What you should do |
Give every line below again, exactly.

Supplied records |
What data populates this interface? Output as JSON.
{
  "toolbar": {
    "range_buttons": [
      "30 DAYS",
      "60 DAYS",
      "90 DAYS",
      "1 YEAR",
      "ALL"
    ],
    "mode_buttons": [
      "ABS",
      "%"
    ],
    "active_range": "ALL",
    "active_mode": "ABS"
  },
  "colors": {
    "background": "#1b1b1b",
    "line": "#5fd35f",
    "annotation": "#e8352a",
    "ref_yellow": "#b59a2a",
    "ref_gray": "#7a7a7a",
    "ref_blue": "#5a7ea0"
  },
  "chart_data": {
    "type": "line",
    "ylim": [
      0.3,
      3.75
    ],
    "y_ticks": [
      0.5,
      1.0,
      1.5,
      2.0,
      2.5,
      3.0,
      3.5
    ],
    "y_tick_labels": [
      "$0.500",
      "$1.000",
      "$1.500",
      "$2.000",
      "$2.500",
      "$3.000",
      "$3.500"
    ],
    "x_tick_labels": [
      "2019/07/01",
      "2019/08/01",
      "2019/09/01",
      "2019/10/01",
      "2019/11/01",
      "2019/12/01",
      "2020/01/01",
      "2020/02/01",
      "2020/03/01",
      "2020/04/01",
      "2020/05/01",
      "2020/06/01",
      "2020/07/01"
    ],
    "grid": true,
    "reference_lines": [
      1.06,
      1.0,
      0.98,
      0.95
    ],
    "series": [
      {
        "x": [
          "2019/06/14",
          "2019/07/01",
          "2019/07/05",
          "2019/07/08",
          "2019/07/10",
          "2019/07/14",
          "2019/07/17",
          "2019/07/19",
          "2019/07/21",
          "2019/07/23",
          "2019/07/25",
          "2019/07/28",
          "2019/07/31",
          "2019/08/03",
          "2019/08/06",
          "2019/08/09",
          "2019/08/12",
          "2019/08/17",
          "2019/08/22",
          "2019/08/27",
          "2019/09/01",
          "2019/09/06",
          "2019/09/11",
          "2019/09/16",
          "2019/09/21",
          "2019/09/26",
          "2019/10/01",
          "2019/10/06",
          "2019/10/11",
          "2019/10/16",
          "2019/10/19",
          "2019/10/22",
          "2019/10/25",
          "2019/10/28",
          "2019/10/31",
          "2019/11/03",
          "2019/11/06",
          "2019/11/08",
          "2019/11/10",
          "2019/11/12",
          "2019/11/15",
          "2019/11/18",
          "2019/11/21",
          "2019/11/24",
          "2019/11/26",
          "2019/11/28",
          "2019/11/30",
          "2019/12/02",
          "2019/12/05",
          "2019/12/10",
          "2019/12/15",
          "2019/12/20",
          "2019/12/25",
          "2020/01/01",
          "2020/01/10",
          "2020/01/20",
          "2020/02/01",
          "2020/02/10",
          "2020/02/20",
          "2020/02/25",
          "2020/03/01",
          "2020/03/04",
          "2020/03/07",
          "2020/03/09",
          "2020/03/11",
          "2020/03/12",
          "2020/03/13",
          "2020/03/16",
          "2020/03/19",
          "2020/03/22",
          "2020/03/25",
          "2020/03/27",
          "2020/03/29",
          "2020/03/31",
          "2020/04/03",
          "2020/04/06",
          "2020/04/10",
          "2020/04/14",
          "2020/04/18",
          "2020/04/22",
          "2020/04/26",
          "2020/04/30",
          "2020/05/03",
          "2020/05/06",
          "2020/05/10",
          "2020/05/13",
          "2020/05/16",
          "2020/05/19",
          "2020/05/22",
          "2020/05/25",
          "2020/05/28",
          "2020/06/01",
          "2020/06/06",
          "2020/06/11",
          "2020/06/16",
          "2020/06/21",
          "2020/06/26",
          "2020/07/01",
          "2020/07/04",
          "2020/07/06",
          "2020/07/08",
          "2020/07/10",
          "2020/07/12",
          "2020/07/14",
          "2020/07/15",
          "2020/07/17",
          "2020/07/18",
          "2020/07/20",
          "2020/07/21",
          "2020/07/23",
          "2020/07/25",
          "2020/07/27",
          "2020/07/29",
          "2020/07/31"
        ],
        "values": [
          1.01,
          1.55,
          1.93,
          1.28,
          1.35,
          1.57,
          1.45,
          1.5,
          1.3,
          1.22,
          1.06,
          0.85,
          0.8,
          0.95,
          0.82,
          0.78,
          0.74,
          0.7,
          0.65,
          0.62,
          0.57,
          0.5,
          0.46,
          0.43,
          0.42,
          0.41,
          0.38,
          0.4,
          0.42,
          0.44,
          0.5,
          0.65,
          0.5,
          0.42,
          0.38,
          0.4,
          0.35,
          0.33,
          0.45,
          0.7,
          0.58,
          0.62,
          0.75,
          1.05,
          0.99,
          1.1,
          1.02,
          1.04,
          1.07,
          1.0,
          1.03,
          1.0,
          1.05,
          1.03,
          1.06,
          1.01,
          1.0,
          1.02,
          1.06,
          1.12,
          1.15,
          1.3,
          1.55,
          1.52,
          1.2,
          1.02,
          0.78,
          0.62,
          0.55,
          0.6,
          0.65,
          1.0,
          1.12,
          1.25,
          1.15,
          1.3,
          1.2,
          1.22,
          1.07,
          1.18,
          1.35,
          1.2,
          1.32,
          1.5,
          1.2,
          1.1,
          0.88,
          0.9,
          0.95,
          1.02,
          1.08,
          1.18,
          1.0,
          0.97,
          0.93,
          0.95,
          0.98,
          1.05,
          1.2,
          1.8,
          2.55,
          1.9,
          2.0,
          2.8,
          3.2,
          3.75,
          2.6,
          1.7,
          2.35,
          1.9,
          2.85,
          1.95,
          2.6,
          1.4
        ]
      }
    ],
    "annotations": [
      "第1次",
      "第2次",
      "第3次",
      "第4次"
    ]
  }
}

Written solution |
What data populates this interface? Output as JSON.
{
  "toolbar": {
    "range_buttons": [
      "30 DAYS",
      "60 DAYS",
      "90 DAYS",
      "1 YEAR",
      "ALL"
    ],
    "mode_buttons": [
      "ABS",
      "%"
    ],
    "active_range": "ALL",
    "active_mode": "ABS"
  },
  "colors": {
    "background": "#1b1b1b",
    "line": "#5fd35f",
    "annotation": "#e8352a",
    "ref_yellow": "#b59a2a",
    "ref_gray": "#7a7a7a",
    "ref_blue": "#5a7ea0"
  },
  "chart_data": {
    "type": "line",
    "ylim": [
      0.3,
      3.75
    ],
    "y_ticks": [
      0.5,
      1.0,
      1.5,
      2.0,
      2.5,
      3.0,
      3.5
    ],
    "y_tick_labels": [
      "$0.500",
      "$1.000",
      "$1.500",
      "$2.000",
      "$2.500",
      "$3.000",
      "$3.500"
    ],
    "x_tick_labels": [
      "2019/07/01",
      "2019/08/01",
      "2019/09/01",
      "2019/10/01",
      "2019/11/01",
      "2019/12/01",
      "2020/01/01",
      "2020/02/01",
      "2020/03/01",
      "2020/04/01",
      "2020/05/01",
      "2020/06/01",
      "2020/07/01"
    ],
    "grid": true,
    "reference_lines": [
      1.06,
      1.0,
      0.98,
      0.95
    ],
    "series": [
      {
        "x": [
          "2019/06/14",
          "2019/07/01",
          "2019/07/05",
          "2019/07/08",
          "2019/07/10",
          "2019/07/14",
          "2019/07/17",
          "2019/07/19",
          "2019/07/21",
          "2019/07/23",
          "2019/07/25",
          "2019/07/28",
          "2019/07/31",
          "2019/08/03",
          "2019/08/06",
          "2019/08/09",
          "2019/08/12",
          "2019/08/17",
          "2019/08/22",
          "2019/08/27",
          "2019/09/01",
          "2019/09/06",
          "2019/09/11",
          "2019/09/16",
          "2019/09/21",
          "2019/09/26",
          "2019/10/01",
          "2019/10/06",
          "2019/10/11",
          "2019/10/16",
          "2019/10/19",
          "2019/10/22",
          "2019/10/25",
          "2019/10/28",
          "2019/10/31",
          "2019/11/03",
          "2019/11/06",
          "2019/11/08",
          "2019/11/10",
          "2019/11/12",
          "2019/11/15",
          "2019/11/18",
          "2019/11/21",
          "2019/11/24",
          "2019/11/26",
          "2019/11/28",
          "2019/11/30",
          "2019/12/02",
          "2019/12/05",
          "2019/12/10",
          "2019/12/15",
          "2019/12/20",
          "2019/12/25",
          "2020/01/01",
          "2020/01/10",
          "2020/01/20",
          "2020/02/01",
          "2020/02/10",
          "2020/02/20",
          "2020/02/25",
          "2020/03/01",
          "2020/03/04",
          "2020/03/07",
          "2020/03/09",
          "2020/03/11",
          "2020/03/12",
          "2020/03/13",
          "2020/03/16",
          "2020/03/19",
          "2020/03/22",
          "2020/03/25",
          "2020/03/27",
          "2020/03/29",
          "2020/03/31",
          "2020/04/03",
          "2020/04/06",
          "2020/04/10",
          "2020/04/14",
          "2020/04/18",
          "2020/04/22",
          "2020/04/26",
          "2020/04/30",
          "2020/05/03",
          "2020/05/06",
          "2020/05/10",
          "2020/05/13",
          "2020/05/16",
          "2020/05/19",
          "2020/05/22",
          "2020/05/25",
          "2020/05/28",
          "2020/06/01",
          "2020/06/06",
          "2020/06/11",
          "2020/06/16",
          "2020/06/21",
          "2020/06/26",
          "2020/07/01",
          "2020/07/04",
          "2020/07/06",
          "2020/07/08",
          "2020/07/10",
          "2020/07/12",
          "2020/07/14",
          "2020/07/15",
          "2020/07/17",
          "2020/07/18",
          "2020/07/20",
          "2020/07/21",
          "2020/07/23",
          "2020/07/25",
          "2020/07/27",
          "2020/07/29",
          "2020/07/31"
        ],
        "values": [
          1.01,
          1.55,
          1.93,
          1.28,
          1.35,
          1.57,
          1.45,
          1.5,
          1.3,
          1.22,
          1.06,
          0.85,
          0.8,
          0.95,
          0.82,
          0.78,
          0.74,
          0.7,
          0.65,
          0.62,
          0.57,
          0.5,
          0.46,
          0.43,
          0.42,
          0.41,
          0.38,
          0.4,
          0.42,
          0.44,
          0.5,
          0.65,
          0.5,
          0.42,
          0.38,
          0.4,
          0.35,
          0.33,
          0.45,
          0.7,
          0.58,
          0.62,
          0.75,
          1.05,
          0.99,
          1.1,
          1.02,
          1.04,
          1.07,
          1.0,
          1.03,
          1.0,
          1.05,
          1.03,
          1.06,
          1.01,
          1.0,
          1.02,
          1.06,
          1.12,
          1.15,
          1.3,
          1.55,
          1.52,
          1.2,
          1.02,
          0.78,
          0.62,
          0.55,
          0.6,
          0.65,
          1.0,
          1.12,
          1.25,
          1.15,
          1.3,
          1.2,
          1.22,
          1.07,
          1.18,
          1.35,
          1.2,
          1.32,
          1.5,
          1.2,
          1.1,
          0.88,
          0.9,
          0.95,
          1.02,
          1.08,
          1.18,
          1.0,
          0.97,
          0.93,
          0.95,
          0.98,
          1.05,
          1.2,
          1.8,
          2.55,
          1.9,
          2.0,
          2.8,
          3.2,
          3.75,
          2.6,
          1.7,
          2.35,
          1.9,
          2.85,
          1.95,
          2.6,
          1.4
        ]
      }
    ],
    "annotations": [
      "第1次",
      "第2次",
      "第3次",
      "第4次"
    ]
  }
}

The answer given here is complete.